-- Raw records --
==*==

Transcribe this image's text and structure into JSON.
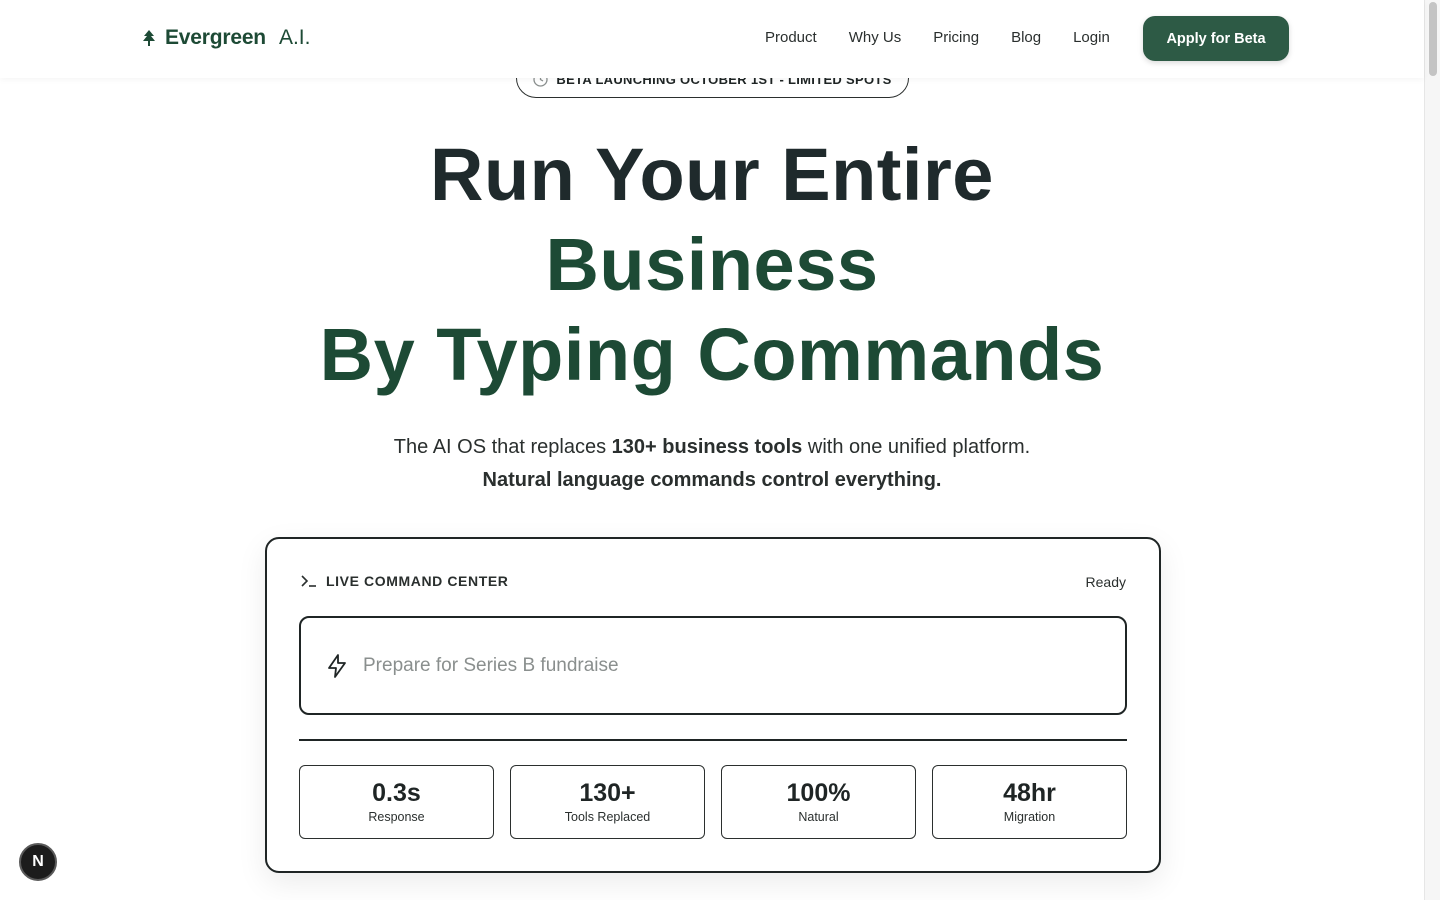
{
  "header": {
    "brand": "Evergreen",
    "brand_suffix": "A.I.",
    "nav": [
      "Product",
      "Why Us",
      "Pricing",
      "Blog",
      "Login"
    ],
    "cta": "Apply for Beta"
  },
  "beta_pill": "BETA LAUNCHING OCTOBER 1ST - LIMITED SPOTS",
  "hero": {
    "line1": "Run Your Entire",
    "line2": "Business",
    "line3": "By Typing Commands",
    "sub_prefix": "The AI OS that replaces ",
    "sub_bold": "130+ business tools",
    "sub_suffix": " with one unified platform.",
    "sub_line2": "Natural language commands control everything."
  },
  "command_center": {
    "title": "LIVE COMMAND CENTER",
    "status": "Ready",
    "placeholder": "Prepare for Series B fundraise",
    "stats": [
      {
        "value": "0.3s",
        "label": "Response"
      },
      {
        "value": "130+",
        "label": "Tools Replaced"
      },
      {
        "value": "100%",
        "label": "Natural"
      },
      {
        "value": "48hr",
        "label": "Migration"
      }
    ]
  },
  "badge": "N",
  "colors": {
    "brand_green": "#1d4a35",
    "button_green": "#2d5a45",
    "text_dark": "#1f2a2c"
  },
  "icons": [
    "tree-icon",
    "clock-icon",
    "terminal-icon",
    "lightning-icon"
  ]
}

==*==

-- Task description --
Search the entries for the word "Natural" and gather every line where it appears.

-- Solution for this problem --
    "sub_line2": "Natural language commands control everything."
        "label": "Natural"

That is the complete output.